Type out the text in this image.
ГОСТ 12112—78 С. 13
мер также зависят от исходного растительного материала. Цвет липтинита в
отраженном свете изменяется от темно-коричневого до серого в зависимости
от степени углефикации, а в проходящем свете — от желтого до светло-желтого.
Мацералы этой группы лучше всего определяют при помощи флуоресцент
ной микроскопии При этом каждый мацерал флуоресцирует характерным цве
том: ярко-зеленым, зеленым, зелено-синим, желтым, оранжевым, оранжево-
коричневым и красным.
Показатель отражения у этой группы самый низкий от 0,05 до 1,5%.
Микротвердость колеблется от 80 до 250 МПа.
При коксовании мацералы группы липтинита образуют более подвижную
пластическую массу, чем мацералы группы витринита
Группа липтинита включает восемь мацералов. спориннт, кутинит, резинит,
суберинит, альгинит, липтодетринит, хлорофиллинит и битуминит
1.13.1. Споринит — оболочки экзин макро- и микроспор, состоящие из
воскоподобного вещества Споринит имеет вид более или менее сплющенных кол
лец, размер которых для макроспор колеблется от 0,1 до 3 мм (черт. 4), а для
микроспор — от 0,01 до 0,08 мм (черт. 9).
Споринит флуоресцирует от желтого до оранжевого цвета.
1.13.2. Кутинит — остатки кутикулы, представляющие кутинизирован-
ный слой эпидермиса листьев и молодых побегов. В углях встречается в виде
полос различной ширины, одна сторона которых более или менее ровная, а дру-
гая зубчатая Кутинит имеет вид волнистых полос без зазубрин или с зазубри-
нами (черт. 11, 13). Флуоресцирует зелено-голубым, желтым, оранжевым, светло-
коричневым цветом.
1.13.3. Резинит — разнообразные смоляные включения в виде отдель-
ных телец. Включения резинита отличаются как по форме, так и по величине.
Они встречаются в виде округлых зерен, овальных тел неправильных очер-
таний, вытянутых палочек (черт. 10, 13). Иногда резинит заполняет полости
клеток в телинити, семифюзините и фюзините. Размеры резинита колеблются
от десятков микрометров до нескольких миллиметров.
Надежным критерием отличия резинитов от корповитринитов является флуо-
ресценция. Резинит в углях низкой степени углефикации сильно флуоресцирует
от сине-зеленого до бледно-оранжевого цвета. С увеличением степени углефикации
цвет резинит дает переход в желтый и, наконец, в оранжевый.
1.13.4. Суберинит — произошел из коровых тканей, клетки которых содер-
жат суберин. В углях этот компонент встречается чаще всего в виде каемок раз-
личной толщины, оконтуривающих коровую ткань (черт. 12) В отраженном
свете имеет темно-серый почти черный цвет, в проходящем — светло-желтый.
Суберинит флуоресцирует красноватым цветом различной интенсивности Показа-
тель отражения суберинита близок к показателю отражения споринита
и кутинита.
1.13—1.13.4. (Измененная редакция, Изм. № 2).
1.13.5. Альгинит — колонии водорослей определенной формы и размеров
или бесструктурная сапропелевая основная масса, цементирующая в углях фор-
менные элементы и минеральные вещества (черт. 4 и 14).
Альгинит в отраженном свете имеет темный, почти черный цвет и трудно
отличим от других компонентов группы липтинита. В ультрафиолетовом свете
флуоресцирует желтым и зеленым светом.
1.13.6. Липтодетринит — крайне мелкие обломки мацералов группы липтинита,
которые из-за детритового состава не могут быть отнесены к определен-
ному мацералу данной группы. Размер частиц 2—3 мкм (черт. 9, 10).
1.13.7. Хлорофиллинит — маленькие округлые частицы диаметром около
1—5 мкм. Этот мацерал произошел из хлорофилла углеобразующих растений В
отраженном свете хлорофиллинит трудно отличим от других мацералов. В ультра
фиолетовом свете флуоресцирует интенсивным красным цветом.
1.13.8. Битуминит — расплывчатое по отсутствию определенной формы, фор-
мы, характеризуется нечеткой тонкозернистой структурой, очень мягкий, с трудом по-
* * * *
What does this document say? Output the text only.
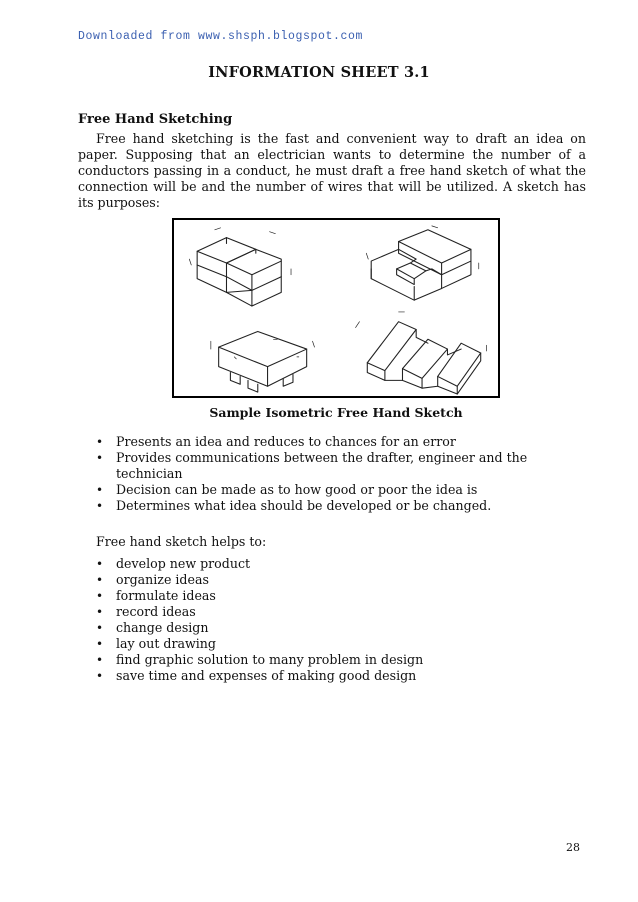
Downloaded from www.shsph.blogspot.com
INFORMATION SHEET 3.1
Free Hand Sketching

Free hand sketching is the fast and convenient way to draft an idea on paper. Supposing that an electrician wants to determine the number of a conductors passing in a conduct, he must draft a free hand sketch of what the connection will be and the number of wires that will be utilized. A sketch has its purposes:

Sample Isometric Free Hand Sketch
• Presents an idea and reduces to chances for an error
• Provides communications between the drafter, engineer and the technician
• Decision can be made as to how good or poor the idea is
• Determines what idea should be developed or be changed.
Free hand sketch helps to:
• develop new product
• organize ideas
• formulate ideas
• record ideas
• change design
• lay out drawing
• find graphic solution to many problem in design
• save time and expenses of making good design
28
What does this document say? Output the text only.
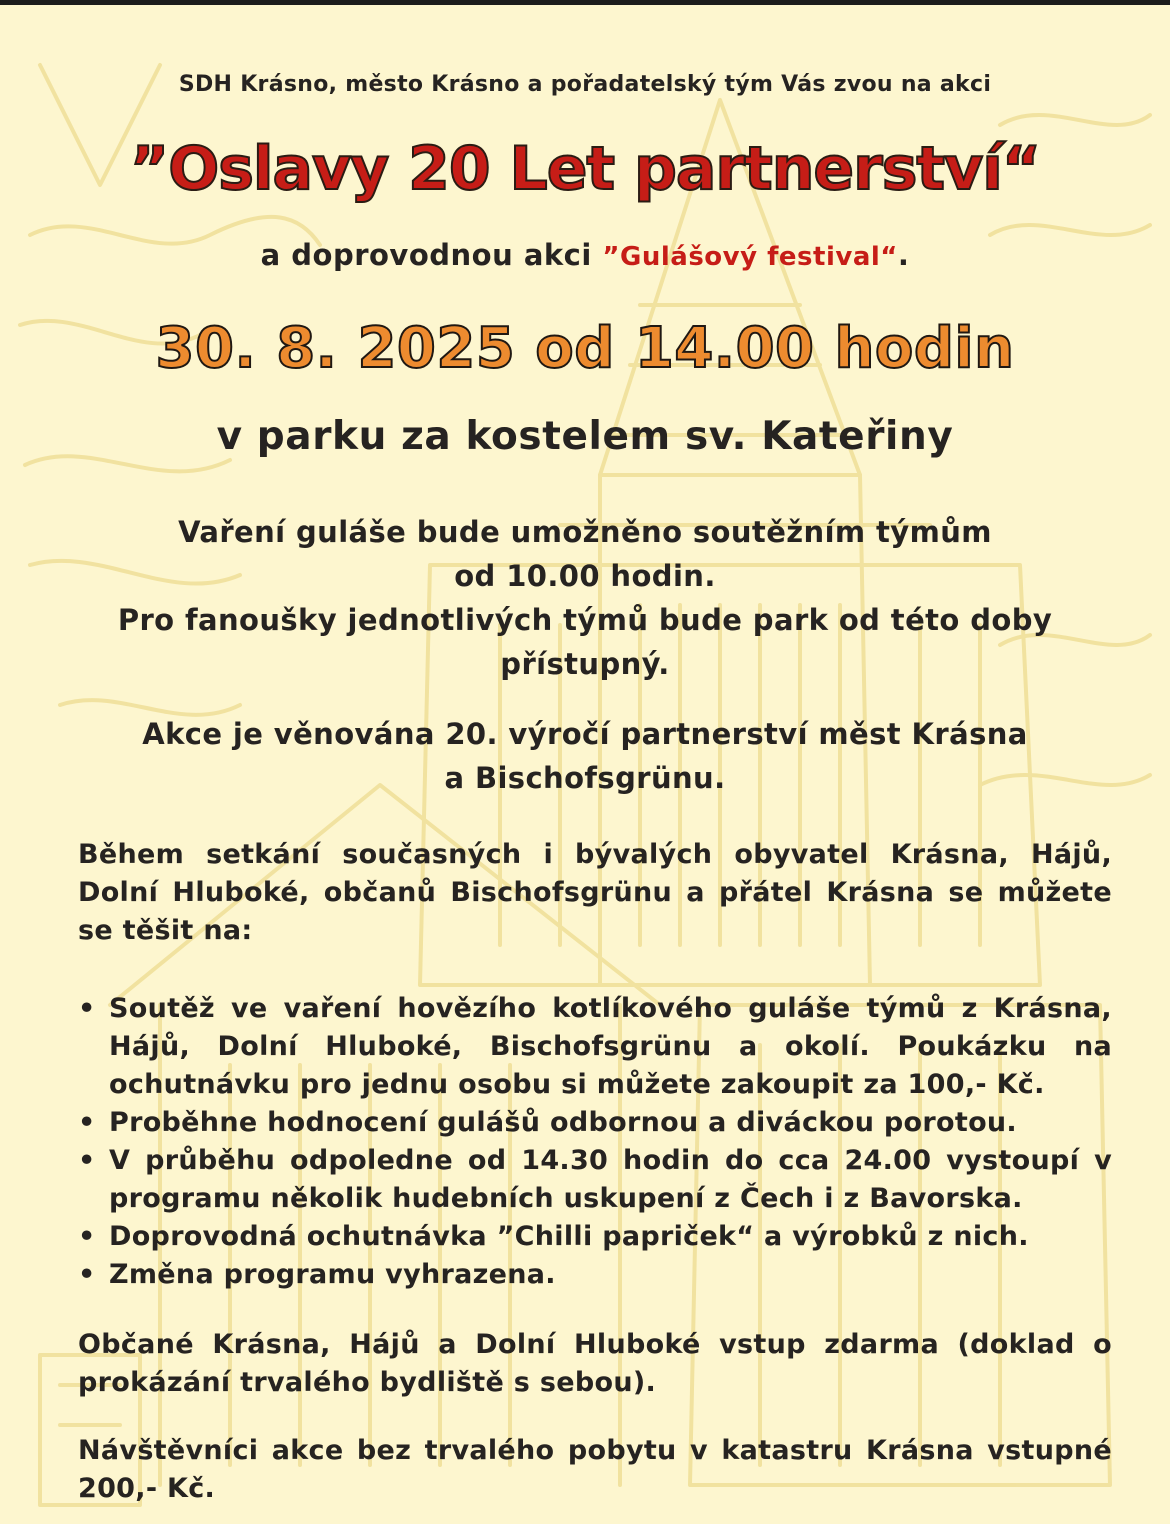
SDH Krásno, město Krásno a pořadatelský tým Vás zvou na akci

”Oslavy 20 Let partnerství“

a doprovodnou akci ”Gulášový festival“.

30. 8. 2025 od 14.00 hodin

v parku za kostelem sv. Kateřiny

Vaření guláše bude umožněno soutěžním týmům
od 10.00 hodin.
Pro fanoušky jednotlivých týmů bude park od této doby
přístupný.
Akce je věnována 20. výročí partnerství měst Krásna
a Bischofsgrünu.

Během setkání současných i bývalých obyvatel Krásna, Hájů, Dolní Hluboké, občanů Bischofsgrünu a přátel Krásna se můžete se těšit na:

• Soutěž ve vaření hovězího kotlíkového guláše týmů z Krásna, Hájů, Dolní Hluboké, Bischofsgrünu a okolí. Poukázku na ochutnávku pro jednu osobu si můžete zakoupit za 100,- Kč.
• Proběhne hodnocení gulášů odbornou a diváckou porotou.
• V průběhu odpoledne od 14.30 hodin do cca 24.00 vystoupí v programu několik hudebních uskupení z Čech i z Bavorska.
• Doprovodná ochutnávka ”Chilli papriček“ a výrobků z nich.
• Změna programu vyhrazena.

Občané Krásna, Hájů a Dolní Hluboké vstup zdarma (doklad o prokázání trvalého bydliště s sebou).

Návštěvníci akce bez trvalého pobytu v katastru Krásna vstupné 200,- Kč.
* * * *
Every line of the listing that holds "зеленым" is to be counted; give only the resulting number.

2